Each entry below must be repeated exactly, with pictures left out.
====== SUPPLIED MATERIAL
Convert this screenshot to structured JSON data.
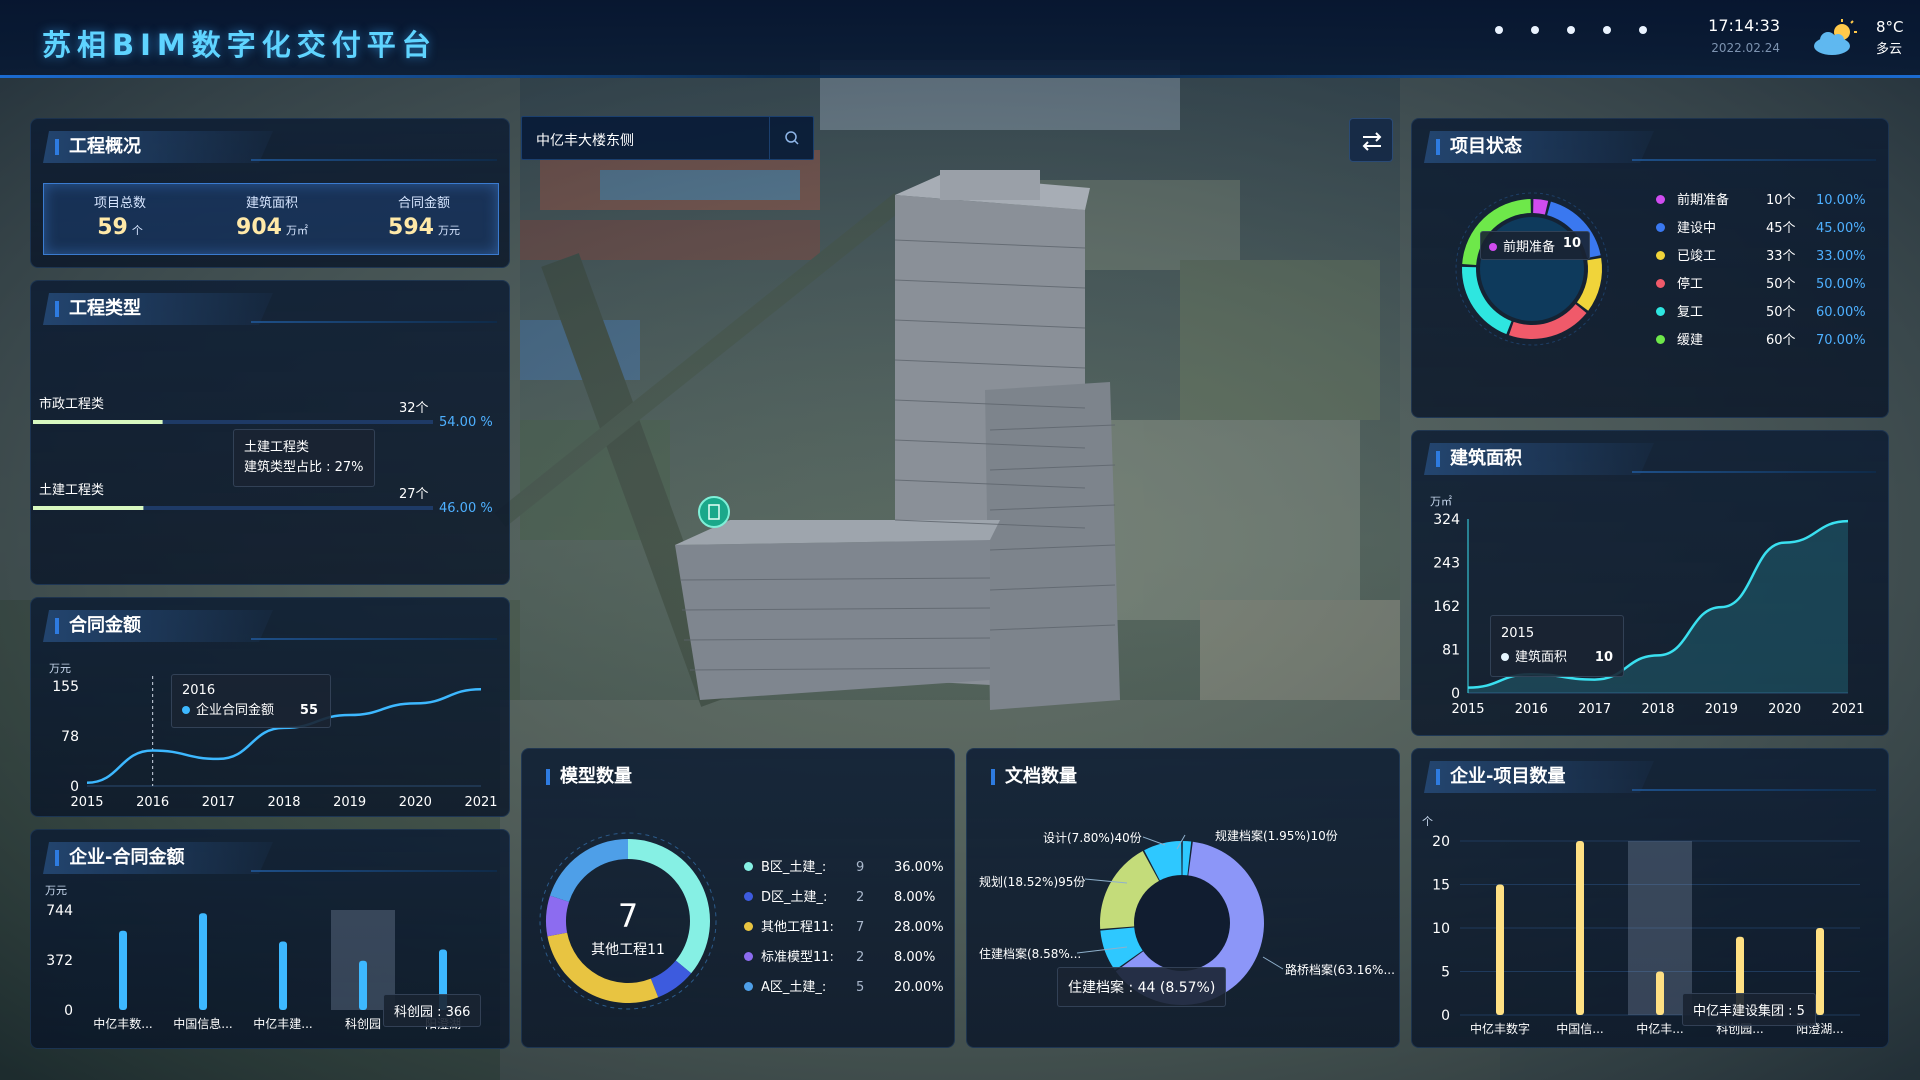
{
  "header": {
    "title": "苏相BIM数字化交付平台",
    "time": "17:14:33",
    "date": "2022.02.24",
    "weather": {
      "temp": "8°C",
      "condition": "多云",
      "icon": "partly-cloudy-icon"
    }
  },
  "search": {
    "value": "中亿丰大楼东侧",
    "icon": "search-icon"
  },
  "swap_button": {
    "icon": "swap-arrows-icon"
  },
  "map_marker": {
    "icon": "building-pin-icon"
  },
  "overview": {
    "title": "工程概况",
    "stats": [
      {
        "label": "项目总数",
        "value": "59",
        "unit": "个"
      },
      {
        "label": "建筑面积",
        "value": "904",
        "unit": "万㎡"
      },
      {
        "label": "合同金额",
        "value": "594",
        "unit": "万元"
      }
    ]
  },
  "project_types": {
    "title": "工程类型",
    "items": [
      {
        "name": "市政工程类",
        "count": "32个",
        "percent": "54.00 %",
        "fraction": 0.54
      },
      {
        "name": "土建工程类",
        "count": "27个",
        "percent": "46.00 %",
        "fraction": 0.46
      }
    ],
    "tooltip": {
      "line1": "土建工程类",
      "line2": "建筑类型占比 : 27%"
    }
  },
  "contract_amount": {
    "title": "合同金额",
    "unit": "万元",
    "tooltip": {
      "year": "2016",
      "series": "企业合同金额",
      "value": "55"
    }
  },
  "enterprise_contract": {
    "title": "企业-合同金额",
    "unit": "万元",
    "tooltip": {
      "label": "科创园 : 366"
    }
  },
  "model_count": {
    "title": "模型数量",
    "center_value": "7",
    "center_label": "其他工程11",
    "legend": [
      {
        "name": "B区_土建_:",
        "count": "9",
        "percent": "36.00%",
        "color": "#86f0e4"
      },
      {
        "name": "D区_土建_:",
        "count": "2",
        "percent": "8.00%",
        "color": "#3d5bde"
      },
      {
        "name": "其他工程11:",
        "count": "7",
        "percent": "28.00%",
        "color": "#e8c441"
      },
      {
        "name": "标准模型11:",
        "count": "2",
        "percent": "8.00%",
        "color": "#8c6cf0"
      },
      {
        "name": "A区_土建_:",
        "count": "5",
        "percent": "20.00%",
        "color": "#4e9fe8"
      }
    ]
  },
  "document_count": {
    "title": "文档数量",
    "labels": [
      {
        "text": "规建档案(1.95%)10份"
      },
      {
        "text": "设计(7.80%)40份"
      },
      {
        "text": "规划(18.52%)95份"
      },
      {
        "text": "住建档案(8.58%..."
      },
      {
        "text": "路桥档案(63.16%..."
      }
    ],
    "tooltip": {
      "label": "住建档案 : 44 (8.57%)"
    }
  },
  "project_status": {
    "title": "项目状态",
    "center": {
      "label": "前期准备",
      "value": "10"
    },
    "legend": [
      {
        "name": "前期准备",
        "count": "10个",
        "percent": "10.00%",
        "color": "#d04cf0"
      },
      {
        "name": "建设中",
        "count": "45个",
        "percent": "45.00%",
        "color": "#3a78f0"
      },
      {
        "name": "已竣工",
        "count": "33个",
        "percent": "33.00%",
        "color": "#f0d43a"
      },
      {
        "name": "停工",
        "count": "50个",
        "percent": "50.00%",
        "color": "#f05a6a"
      },
      {
        "name": "复工",
        "count": "50个",
        "percent": "60.00%",
        "color": "#2ee6e0"
      },
      {
        "name": "缓建",
        "count": "60个",
        "percent": "70.00%",
        "color": "#6ee84a"
      }
    ]
  },
  "building_area": {
    "title": "建筑面积",
    "unit": "万㎡",
    "tooltip": {
      "year": "2015",
      "series": "建筑面积",
      "value": "10"
    }
  },
  "enterprise_projects": {
    "title": "企业-项目数量",
    "unit": "个",
    "tooltip": {
      "label": "中亿丰建设集团 : 5"
    }
  },
  "chart_data": [
    {
      "id": "contract_amount",
      "type": "line",
      "title": "合同金额",
      "ylabel": "万元",
      "x": [
        "2015",
        "2016",
        "2017",
        "2018",
        "2019",
        "2020",
        "2021"
      ],
      "yticks": [
        "155",
        "78",
        "0"
      ],
      "ylim": [
        0,
        155
      ],
      "series": [
        {
          "name": "企业合同金额",
          "values": [
            5,
            55,
            42,
            90,
            110,
            128,
            150
          ],
          "color": "#3db8ff"
        }
      ]
    },
    {
      "id": "building_area",
      "type": "area",
      "title": "建筑面积",
      "ylabel": "万㎡",
      "x": [
        "2015",
        "2016",
        "2017",
        "2018",
        "2019",
        "2020",
        "2021"
      ],
      "yticks": [
        "324",
        "243",
        "162",
        "81",
        "0"
      ],
      "ylim": [
        0,
        324
      ],
      "series": [
        {
          "name": "建筑面积",
          "values": [
            10,
            35,
            25,
            70,
            160,
            280,
            320
          ],
          "color": "#3ae0f0"
        }
      ]
    },
    {
      "id": "enterprise_contract",
      "type": "bar",
      "title": "企业-合同金额",
      "ylabel": "万元",
      "categories": [
        "中亿丰数...",
        "中国信息...",
        "中亿丰建...",
        "科创园",
        "阳澄湖"
      ],
      "yticks": [
        "744",
        "372",
        "0"
      ],
      "ylim": [
        0,
        744
      ],
      "values": [
        590,
        720,
        510,
        366,
        450
      ],
      "color": "#3db8ff",
      "highlight_index": 3
    },
    {
      "id": "enterprise_projects",
      "type": "bar",
      "title": "企业-项目数量",
      "ylabel": "个",
      "categories": [
        "中亿丰数字",
        "中国信...",
        "中亿丰...",
        "科创园...",
        "阳澄湖..."
      ],
      "yticks": [
        "20",
        "15",
        "10",
        "5",
        "0"
      ],
      "ylim": [
        0,
        20
      ],
      "values": [
        15,
        20,
        5,
        9,
        10
      ],
      "color": "#ffe083",
      "highlight_index": 2
    },
    {
      "id": "model_count",
      "type": "pie",
      "title": "模型数量",
      "categories": [
        "B区_土建_",
        "D区_土建_",
        "其他工程11",
        "标准模型11",
        "A区_土建_"
      ],
      "values": [
        9,
        2,
        7,
        2,
        5
      ]
    },
    {
      "id": "document_count",
      "type": "pie",
      "title": "文档数量",
      "categories": [
        "规建档案",
        "路桥档案",
        "住建档案",
        "规划",
        "设计"
      ],
      "values": [
        10,
        324,
        44,
        95,
        40
      ]
    },
    {
      "id": "project_status",
      "type": "pie",
      "title": "项目状态",
      "categories": [
        "前期准备",
        "建设中",
        "已竣工",
        "停工",
        "复工",
        "缓建"
      ],
      "values": [
        10,
        45,
        33,
        50,
        50,
        60
      ]
    }
  ]
}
============
(OUTPUT OF THE EXERCISE):
Convert this screenshot to structured JSON data.
{
  "header": {
    "title": "苏相BIM数字化交付平台",
    "time": "17:14:33",
    "date": "2022.02.24",
    "weather": {
      "temp": "8°C",
      "condition": "多云",
      "icon": "partly-cloudy-icon"
    }
  },
  "search": {
    "value": "中亿丰大楼东侧",
    "icon": "search-icon"
  },
  "swap_button": {
    "icon": "swap-arrows-icon"
  },
  "map_marker": {
    "icon": "building-pin-icon"
  },
  "overview": {
    "title": "工程概况",
    "stats": [
      {
        "label": "项目总数",
        "value": "59",
        "unit": "个"
      },
      {
        "label": "建筑面积",
        "value": "904",
        "unit": "万㎡"
      },
      {
        "label": "合同金额",
        "value": "594",
        "unit": "万元"
      }
    ]
  },
  "project_types": {
    "title": "工程类型",
    "items": [
      {
        "name": "市政工程类",
        "count": "32个",
        "percent": "54.00 %",
        "fraction": 0.54
      },
      {
        "name": "土建工程类",
        "count": "27个",
        "percent": "46.00 %",
        "fraction": 0.46
      }
    ],
    "tooltip": {
      "line1": "土建工程类",
      "line2": "建筑类型占比 : 27%"
    }
  },
  "contract_amount": {
    "title": "合同金额",
    "unit": "万元",
    "tooltip": {
      "year": "2016",
      "series": "企业合同金额",
      "value": "55"
    }
  },
  "enterprise_contract": {
    "title": "企业-合同金额",
    "unit": "万元",
    "tooltip": {
      "label": "科创园 : 366"
    }
  },
  "model_count": {
    "title": "模型数量",
    "center_value": "7",
    "center_label": "其他工程11",
    "legend": [
      {
        "name": "B区_土建_:",
        "count": "9",
        "percent": "36.00%",
        "color": "#86f0e4"
      },
      {
        "name": "D区_土建_:",
        "count": "2",
        "percent": "8.00%",
        "color": "#3d5bde"
      },
      {
        "name": "其他工程11:",
        "count": "7",
        "percent": "28.00%",
        "color": "#e8c441"
      },
      {
        "name": "标准模型11:",
        "count": "2",
        "percent": "8.00%",
        "color": "#8c6cf0"
      },
      {
        "name": "A区_土建_:",
        "count": "5",
        "percent": "20.00%",
        "color": "#4e9fe8"
      }
    ]
  },
  "document_count": {
    "title": "文档数量",
    "labels": [
      {
        "text": "规建档案(1.95%)10份"
      },
      {
        "text": "设计(7.80%)40份"
      },
      {
        "text": "规划(18.52%)95份"
      },
      {
        "text": "住建档案(8.58%..."
      },
      {
        "text": "路桥档案(63.16%..."
      }
    ],
    "tooltip": {
      "label": "住建档案 : 44 (8.57%)"
    }
  },
  "project_status": {
    "title": "项目状态",
    "center": {
      "label": "前期准备",
      "value": "10"
    },
    "legend": [
      {
        "name": "前期准备",
        "count": "10个",
        "percent": "10.00%",
        "color": "#d04cf0"
      },
      {
        "name": "建设中",
        "count": "45个",
        "percent": "45.00%",
        "color": "#3a78f0"
      },
      {
        "name": "已竣工",
        "count": "33个",
        "percent": "33.00%",
        "color": "#f0d43a"
      },
      {
        "name": "停工",
        "count": "50个",
        "percent": "50.00%",
        "color": "#f05a6a"
      },
      {
        "name": "复工",
        "count": "50个",
        "percent": "60.00%",
        "color": "#2ee6e0"
      },
      {
        "name": "缓建",
        "count": "60个",
        "percent": "70.00%",
        "color": "#6ee84a"
      }
    ]
  },
  "building_area": {
    "title": "建筑面积",
    "unit": "万㎡",
    "tooltip": {
      "year": "2015",
      "series": "建筑面积",
      "value": "10"
    }
  },
  "enterprise_projects": {
    "title": "企业-项目数量",
    "unit": "个",
    "tooltip": {
      "label": "中亿丰建设集团 : 5"
    }
  },
  "chart_data": [
    {
      "id": "contract_amount",
      "type": "line",
      "title": "合同金额",
      "ylabel": "万元",
      "x": [
        "2015",
        "2016",
        "2017",
        "2018",
        "2019",
        "2020",
        "2021"
      ],
      "yticks": [
        "155",
        "78",
        "0"
      ],
      "ylim": [
        0,
        155
      ],
      "series": [
        {
          "name": "企业合同金额",
          "values": [
            5,
            55,
            42,
            90,
            110,
            128,
            150
          ],
          "color": "#3db8ff"
        }
      ]
    },
    {
      "id": "building_area",
      "type": "area",
      "title": "建筑面积",
      "ylabel": "万㎡",
      "x": [
        "2015",
        "2016",
        "2017",
        "2018",
        "2019",
        "2020",
        "2021"
      ],
      "yticks": [
        "324",
        "243",
        "162",
        "81",
        "0"
      ],
      "ylim": [
        0,
        324
      ],
      "series": [
        {
          "name": "建筑面积",
          "values": [
            10,
            35,
            25,
            70,
            160,
            280,
            320
          ],
          "color": "#3ae0f0"
        }
      ]
    },
    {
      "id": "enterprise_contract",
      "type": "bar",
      "title": "企业-合同金额",
      "ylabel": "万元",
      "categories": [
        "中亿丰数...",
        "中国信息...",
        "中亿丰建...",
        "科创园",
        "阳澄湖"
      ],
      "yticks": [
        "744",
        "372",
        "0"
      ],
      "ylim": [
        0,
        744
      ],
      "values": [
        590,
        720,
        510,
        366,
        450
      ],
      "color": "#3db8ff",
      "highlight_index": 3
    },
    {
      "id": "enterprise_projects",
      "type": "bar",
      "title": "企业-项目数量",
      "ylabel": "个",
      "categories": [
        "中亿丰数字",
        "中国信...",
        "中亿丰...",
        "科创园...",
        "阳澄湖..."
      ],
      "yticks": [
        "20",
        "15",
        "10",
        "5",
        "0"
      ],
      "ylim": [
        0,
        20
      ],
      "values": [
        15,
        20,
        5,
        9,
        10
      ],
      "color": "#ffe083",
      "highlight_index": 2
    },
    {
      "id": "model_count",
      "type": "pie",
      "title": "模型数量",
      "categories": [
        "B区_土建_",
        "D区_土建_",
        "其他工程11",
        "标准模型11",
        "A区_土建_"
      ],
      "values": [
        9,
        2,
        7,
        2,
        5
      ]
    },
    {
      "id": "document_count",
      "type": "pie",
      "title": "文档数量",
      "categories": [
        "规建档案",
        "路桥档案",
        "住建档案",
        "规划",
        "设计"
      ],
      "values": [
        10,
        324,
        44,
        95,
        40
      ]
    },
    {
      "id": "project_status",
      "type": "pie",
      "title": "项目状态",
      "categories": [
        "前期准备",
        "建设中",
        "已竣工",
        "停工",
        "复工",
        "缓建"
      ],
      "values": [
        10,
        45,
        33,
        50,
        50,
        60
      ]
    }
  ]
}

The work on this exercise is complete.